### [Aim]
From the passage below about a possible air campaign in Syria, reproduce the part that opens with the words containing "Brian Haggerty, doctoral" and closes with "and cruise missiles.".

### [Text to read]
A Libya-style military intervention in Syria could take up to six times as many combat aircraft as last year’s Operation Odyssey Dawn, according to a recent analysis from Massachusetts Institute of Technology.The analysis comes as calls are increasing to intervene in the escalating civil war in Syria.
When Odyssey Dawn began in March 2011, it appeared to hail a new model for military interventions. The relatively swift, painless and low-cost application of offshore and aerial power against a hostile regime to protect a rising hub of Libyan resistance in Benghazi began the military unraveling of the Gadhafi regime. Today, as Syria’s own civil war intensifies and officials such as Senators Lindsey Graham, John McCain, and Joe Lieberman call for military action, might another aerial and offshore campaign effectively establish a haven for the Syrian opposition and topple the Syrian government?
Brian Haggerty, doctoral candidate at MIT, recently released an extensive open-source analysis of what an aerial campaign to suppress Syrian air defenses and establish a safe zone would entail. While the operation is feasible, mitigating its significant risks would require a major campaign—one requiring at least 191 strike aircraft, at least six times the number of comparable aircraft in the opening phase of Odyssey Dawn, and perhaps several times more bombers and cruise missiles.

Collected data entries

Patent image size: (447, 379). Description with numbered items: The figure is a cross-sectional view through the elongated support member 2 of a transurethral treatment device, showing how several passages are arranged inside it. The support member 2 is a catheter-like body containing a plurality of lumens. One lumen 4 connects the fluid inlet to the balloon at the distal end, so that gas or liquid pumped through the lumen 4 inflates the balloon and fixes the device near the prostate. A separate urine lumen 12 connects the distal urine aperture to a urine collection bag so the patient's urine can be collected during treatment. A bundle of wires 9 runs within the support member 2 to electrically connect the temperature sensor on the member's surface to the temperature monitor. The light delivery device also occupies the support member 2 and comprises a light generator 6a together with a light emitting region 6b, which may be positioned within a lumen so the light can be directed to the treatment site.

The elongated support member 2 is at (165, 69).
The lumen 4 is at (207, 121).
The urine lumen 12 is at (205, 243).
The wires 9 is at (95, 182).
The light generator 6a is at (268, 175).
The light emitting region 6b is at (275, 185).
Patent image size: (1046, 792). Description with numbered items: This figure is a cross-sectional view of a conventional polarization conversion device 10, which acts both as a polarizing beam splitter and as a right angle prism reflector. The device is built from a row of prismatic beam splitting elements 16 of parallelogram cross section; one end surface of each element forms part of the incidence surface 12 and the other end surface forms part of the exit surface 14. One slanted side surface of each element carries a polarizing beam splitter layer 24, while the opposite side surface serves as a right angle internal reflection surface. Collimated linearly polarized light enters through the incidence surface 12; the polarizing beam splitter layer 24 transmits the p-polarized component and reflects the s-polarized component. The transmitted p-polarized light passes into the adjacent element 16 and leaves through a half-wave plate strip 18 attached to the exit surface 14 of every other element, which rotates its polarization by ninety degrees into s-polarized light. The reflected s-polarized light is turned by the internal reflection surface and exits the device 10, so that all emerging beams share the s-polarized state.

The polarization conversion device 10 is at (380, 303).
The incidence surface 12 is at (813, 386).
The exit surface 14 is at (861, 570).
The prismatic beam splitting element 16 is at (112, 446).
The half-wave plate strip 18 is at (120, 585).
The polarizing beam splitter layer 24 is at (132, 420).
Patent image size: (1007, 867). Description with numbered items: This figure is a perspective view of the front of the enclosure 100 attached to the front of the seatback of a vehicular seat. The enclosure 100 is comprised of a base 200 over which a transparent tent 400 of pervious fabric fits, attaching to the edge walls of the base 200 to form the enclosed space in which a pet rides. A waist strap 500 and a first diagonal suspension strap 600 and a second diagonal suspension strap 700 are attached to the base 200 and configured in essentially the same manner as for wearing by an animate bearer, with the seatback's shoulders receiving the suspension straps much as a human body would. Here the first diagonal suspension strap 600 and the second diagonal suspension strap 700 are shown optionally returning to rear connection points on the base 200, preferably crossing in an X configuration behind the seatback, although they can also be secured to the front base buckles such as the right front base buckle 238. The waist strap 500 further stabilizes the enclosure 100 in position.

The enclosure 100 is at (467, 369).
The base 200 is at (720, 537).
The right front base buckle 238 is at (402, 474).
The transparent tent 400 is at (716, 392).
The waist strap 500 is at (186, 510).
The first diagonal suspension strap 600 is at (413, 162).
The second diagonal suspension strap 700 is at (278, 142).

### [Answer to this problem]
Brian Haggerty, doctoral candidate at MIT, recently released an extensive open-source analysis of what an aerial campaign to suppress Syrian air defenses and establish a safe zone would entail. While the operation is feasible, mitigating its significant risks would require a major campaign—one requiring at least 191 strike aircraft, at least six times the number of comparable aircraft in the opening phase of Odyssey Dawn, and perhaps several times more bombers and cruise missiles.